BEGIN Records for the exercise

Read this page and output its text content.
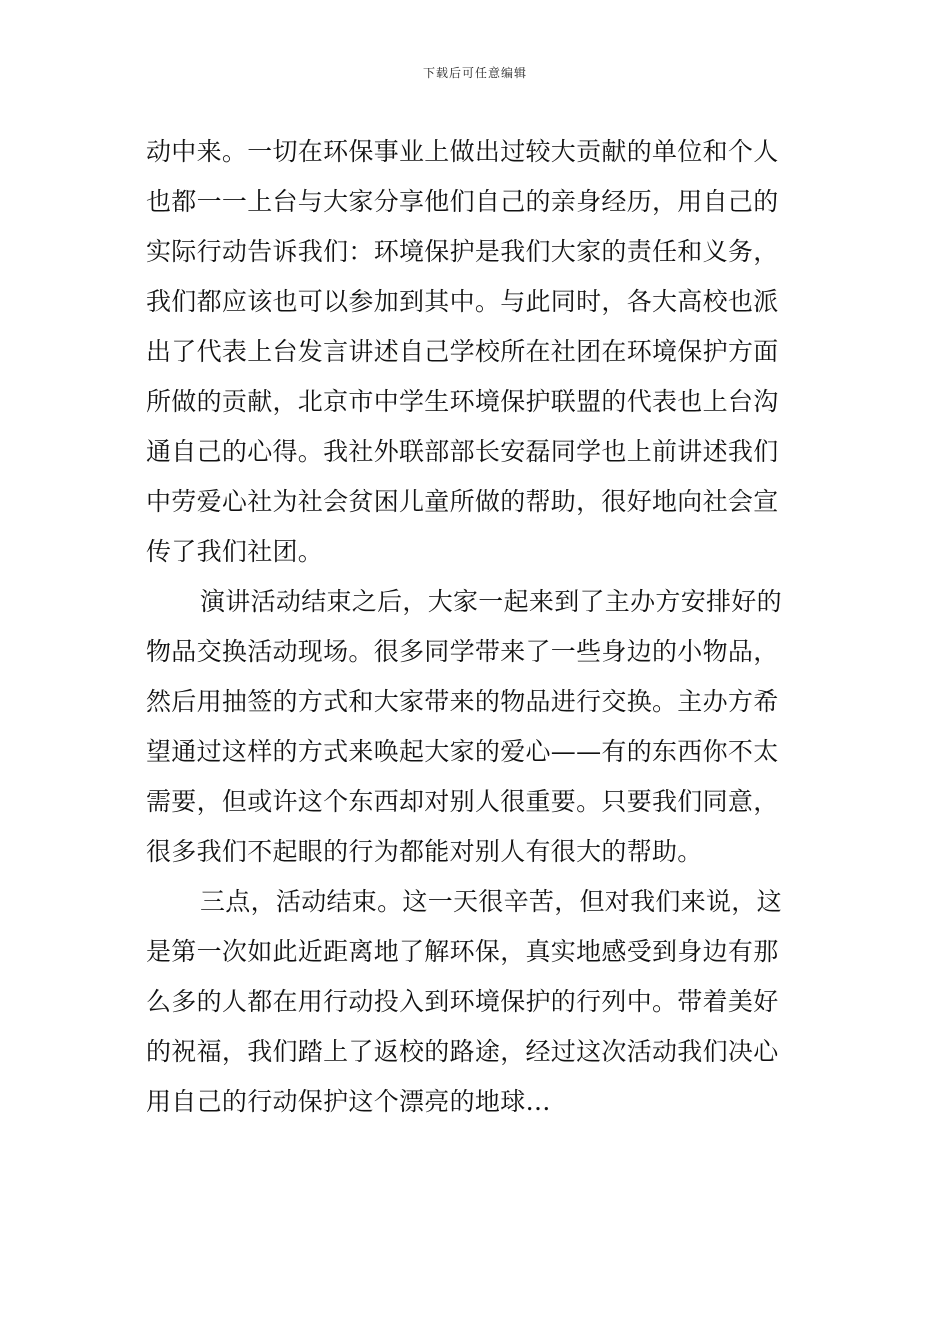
下载后可任意编辑
动中来。一切在环保事业上做出过较大贡献的单位和个人
也都一一上台与大家分享他们自己的亲身经历，用自己的
实际行动告诉我们：环境保护是我们大家的责任和义务，
我们都应该也可以参加到其中。与此同时，各大高校也派
出了代表上台发言讲述自己学校所在社团在环境保护方面
所做的贡献，北京市中学生环境保护联盟的代表也上台沟
通自己的心得。我社外联部部长安磊同学也上前讲述我们
中劳爱心社为社会贫困儿童所做的帮助，很好地向社会宣
传了我们社团。
演讲活动结束之后，大家一起来到了主办方安排好的
物品交换活动现场。很多同学带来了一些身边的小物品，
然后用抽签的方式和大家带来的物品进行交换。主办方希
望通过这样的方式来唤起大家的爱心——有的东西你不太
需要，但或许这个东西却对别人很重要。只要我们同意，
很多我们不起眼的行为都能对别人有很大的帮助。
三点，活动结束。这一天很辛苦，但对我们来说，这
是第一次如此近距离地了解环保，真实地感受到身边有那
么多的人都在用行动投入到环境保护的行列中。带着美好
的祝福，我们踏上了返校的路途，经过这次活动我们决心
用自己的行动保护这个漂亮的地球…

END Records for the exercise

Task to complete: Output the lines above in full and exactly as given, omitting any pictures.

Response:
Read this page and output its text content.
下载后可任意编辑
动中来。一切在环保事业上做出过较大贡献的单位和个人
也都一一上台与大家分享他们自己的亲身经历，用自己的
实际行动告诉我们：环境保护是我们大家的责任和义务，
我们都应该也可以参加到其中。与此同时，各大高校也派
出了代表上台发言讲述自己学校所在社团在环境保护方面
所做的贡献，北京市中学生环境保护联盟的代表也上台沟
通自己的心得。我社外联部部长安磊同学也上前讲述我们
中劳爱心社为社会贫困儿童所做的帮助，很好地向社会宣
传了我们社团。
演讲活动结束之后，大家一起来到了主办方安排好的
物品交换活动现场。很多同学带来了一些身边的小物品，
然后用抽签的方式和大家带来的物品进行交换。主办方希
望通过这样的方式来唤起大家的爱心——有的东西你不太
需要，但或许这个东西却对别人很重要。只要我们同意，
很多我们不起眼的行为都能对别人有很大的帮助。
三点，活动结束。这一天很辛苦，但对我们来说，这
是第一次如此近距离地了解环保，真实地感受到身边有那
么多的人都在用行动投入到环境保护的行列中。带着美好
的祝福，我们踏上了返校的路途，经过这次活动我们决心
用自己的行动保护这个漂亮的地球…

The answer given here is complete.